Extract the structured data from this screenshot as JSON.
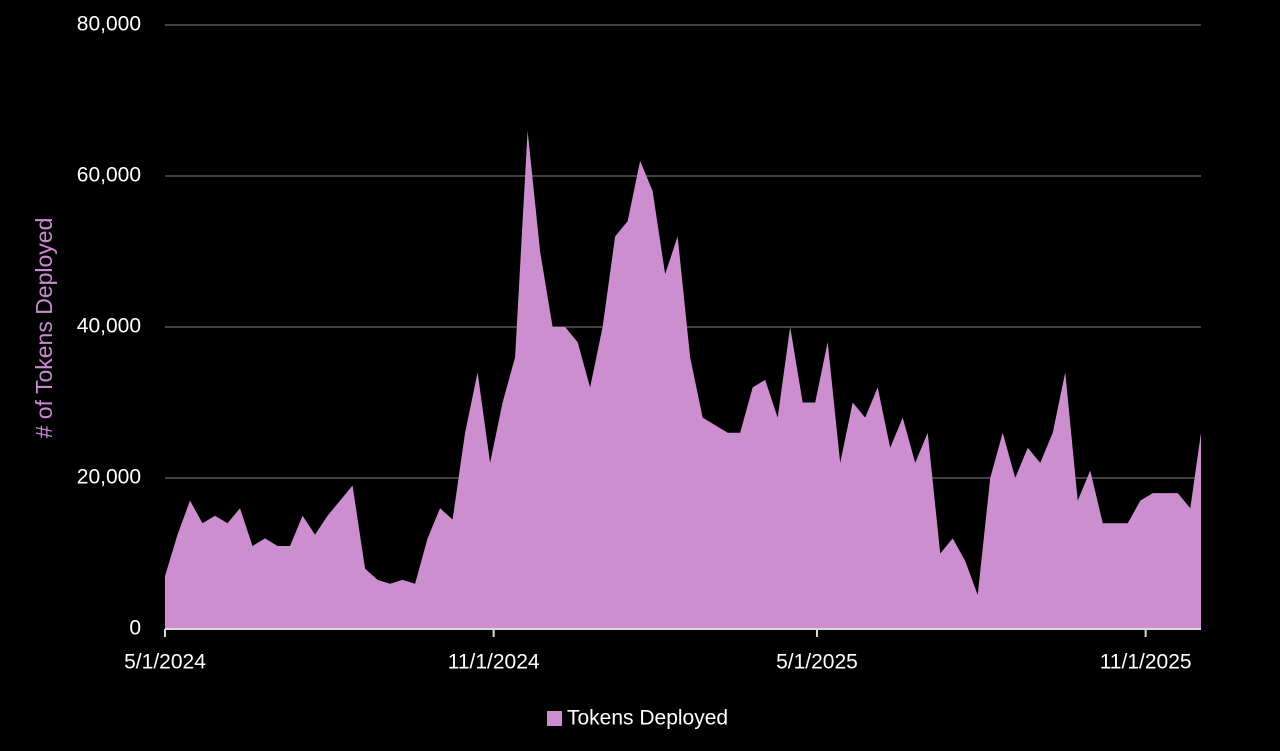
{
  "chart_data": {
    "type": "area",
    "y_label": "# of Tokens Deployed",
    "legend_position": "bottom",
    "grid": true,
    "x": [
      "2024-05-01",
      "2024-05-08",
      "2024-05-15",
      "2024-05-22",
      "2024-05-29",
      "2024-06-05",
      "2024-06-12",
      "2024-06-19",
      "2024-06-26",
      "2024-07-03",
      "2024-07-10",
      "2024-07-17",
      "2024-07-24",
      "2024-07-31",
      "2024-08-07",
      "2024-08-14",
      "2024-08-21",
      "2024-08-28",
      "2024-09-04",
      "2024-09-11",
      "2024-09-18",
      "2024-09-25",
      "2024-10-02",
      "2024-10-09",
      "2024-10-16",
      "2024-10-23",
      "2024-10-30",
      "2024-11-06",
      "2024-11-13",
      "2024-11-20",
      "2024-11-27",
      "2024-12-04",
      "2024-12-11",
      "2024-12-18",
      "2024-12-25",
      "2025-01-01",
      "2025-01-08",
      "2025-01-15",
      "2025-01-22",
      "2025-01-29",
      "2025-02-05",
      "2025-02-12",
      "2025-02-19",
      "2025-02-26",
      "2025-03-05",
      "2025-03-12",
      "2025-03-19",
      "2025-03-26",
      "2025-04-02",
      "2025-04-09",
      "2025-04-16",
      "2025-04-23",
      "2025-04-30",
      "2025-05-07",
      "2025-05-14",
      "2025-05-21",
      "2025-05-28",
      "2025-06-04",
      "2025-06-11",
      "2025-06-18",
      "2025-06-25",
      "2025-07-02",
      "2025-07-09",
      "2025-07-16",
      "2025-07-23",
      "2025-07-30",
      "2025-08-06",
      "2025-08-13",
      "2025-08-20",
      "2025-08-27",
      "2025-09-03",
      "2025-09-10",
      "2025-09-17",
      "2025-09-24",
      "2025-10-01",
      "2025-10-08",
      "2025-10-15",
      "2025-10-22",
      "2025-10-29",
      "2025-11-05",
      "2025-11-12",
      "2025-11-19",
      "2025-11-26",
      "2025-12-02"
    ],
    "series": [
      {
        "name": "Tokens Deployed",
        "color": "#cc8ecf",
        "values": [
          7000,
          12500,
          17000,
          14000,
          15000,
          14000,
          16000,
          11000,
          12000,
          11000,
          11000,
          15000,
          12500,
          15000,
          17000,
          19000,
          8000,
          6500,
          6000,
          6500,
          6000,
          12000,
          16000,
          14500,
          26000,
          34000,
          22000,
          30000,
          36000,
          66000,
          50000,
          40000,
          40000,
          38000,
          32000,
          40000,
          52000,
          54000,
          62000,
          58000,
          47000,
          52000,
          36000,
          28000,
          27000,
          26000,
          26000,
          32000,
          33000,
          28000,
          40000,
          30000,
          30000,
          38000,
          22000,
          30000,
          28000,
          32000,
          24000,
          28000,
          22000,
          26000,
          10000,
          12000,
          9000,
          4500,
          20000,
          26000,
          20000,
          24000,
          22000,
          26000,
          34000,
          17000,
          21000,
          14000,
          14000,
          14000,
          17000,
          18000,
          18000,
          18000,
          16000,
          26000
        ]
      }
    ],
    "xlim": [
      "2024-05-01",
      "2025-12-02"
    ],
    "xticks": [
      {
        "value": "2024-05-01",
        "label": "5/1/2024"
      },
      {
        "value": "2024-11-01",
        "label": "11/1/2024"
      },
      {
        "value": "2025-05-01",
        "label": "5/1/2025"
      },
      {
        "value": "2025-11-01",
        "label": "11/1/2025"
      }
    ],
    "ylim": [
      0,
      80000
    ],
    "yticks": [
      {
        "value": 0,
        "label": "0"
      },
      {
        "value": 20000,
        "label": "20,000"
      },
      {
        "value": 40000,
        "label": "40,000"
      },
      {
        "value": 60000,
        "label": "60,000"
      },
      {
        "value": 80000,
        "label": "80,000"
      }
    ]
  }
}
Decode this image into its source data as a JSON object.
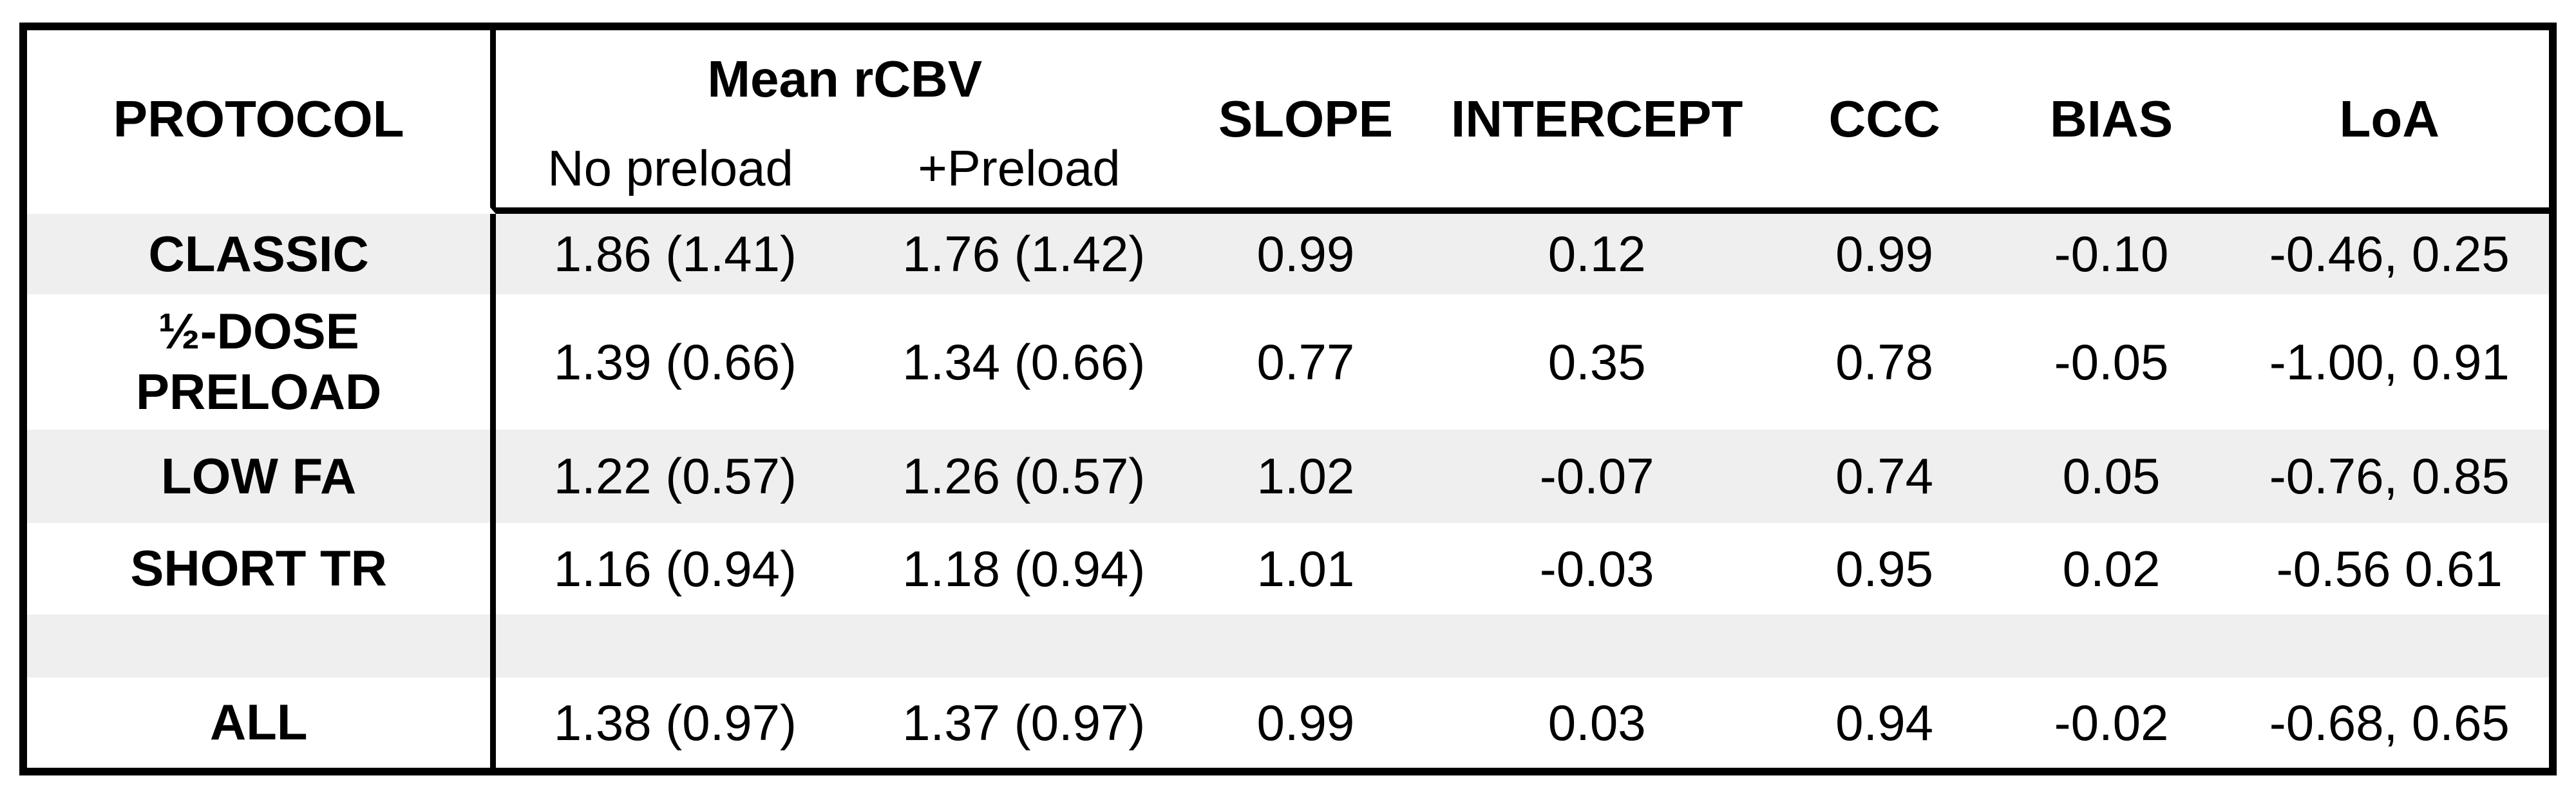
{
  "table": {
    "colors": {
      "border": "#000000",
      "stripe": "#efefef",
      "background": "#ffffff",
      "text": "#000000"
    },
    "headers": {
      "protocol": "PROTOCOL",
      "mean_rcbv_group": "Mean rCBV",
      "no_preload": "No preload",
      "plus_preload": "+Preload",
      "slope": "SLOPE",
      "intercept": "INTERCEPT",
      "ccc": "CCC",
      "bias": "BIAS",
      "loa": "LoA"
    },
    "rows": [
      {
        "protocol": "CLASSIC",
        "protocol_line2": "",
        "no_preload": "1.86 (1.41)",
        "plus_preload": "1.76 (1.42)",
        "slope": "0.99",
        "intercept": "0.12",
        "ccc": "0.99",
        "bias": "-0.10",
        "loa": "-0.46, 0.25"
      },
      {
        "protocol": "½-DOSE",
        "protocol_line2": "PRELOAD",
        "no_preload": "1.39 (0.66)",
        "plus_preload": "1.34 (0.66)",
        "slope": "0.77",
        "intercept": "0.35",
        "ccc": "0.78",
        "bias": "-0.05",
        "loa": "-1.00, 0.91"
      },
      {
        "protocol": "LOW FA",
        "protocol_line2": "",
        "no_preload": "1.22 (0.57)",
        "plus_preload": "1.26 (0.57)",
        "slope": "1.02",
        "intercept": "-0.07",
        "ccc": "0.74",
        "bias": "0.05",
        "loa": "-0.76, 0.85"
      },
      {
        "protocol": "SHORT TR",
        "protocol_line2": "",
        "no_preload": "1.16 (0.94)",
        "plus_preload": "1.18 (0.94)",
        "slope": "1.01",
        "intercept": "-0.03",
        "ccc": "0.95",
        "bias": "0.02",
        "loa": "-0.56 0.61"
      },
      {
        "protocol": "",
        "protocol_line2": "",
        "no_preload": "",
        "plus_preload": "",
        "slope": "",
        "intercept": "",
        "ccc": "",
        "bias": "",
        "loa": ""
      },
      {
        "protocol": "ALL",
        "protocol_line2": "",
        "no_preload": "1.38 (0.97)",
        "plus_preload": "1.37 (0.97)",
        "slope": "0.99",
        "intercept": "0.03",
        "ccc": "0.94",
        "bias": "-0.02",
        "loa": "-0.68, 0.65"
      }
    ]
  }
}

Task prompt: Copy each line of the listing that includes "intercept".

Answer to the exercise:
      "intercept": "INTERCEPT",
        "intercept": "0.12",
        "intercept": "0.35",
        "intercept": "-0.07",
        "intercept": "-0.03",
        "intercept": "",
        "intercept": "0.03",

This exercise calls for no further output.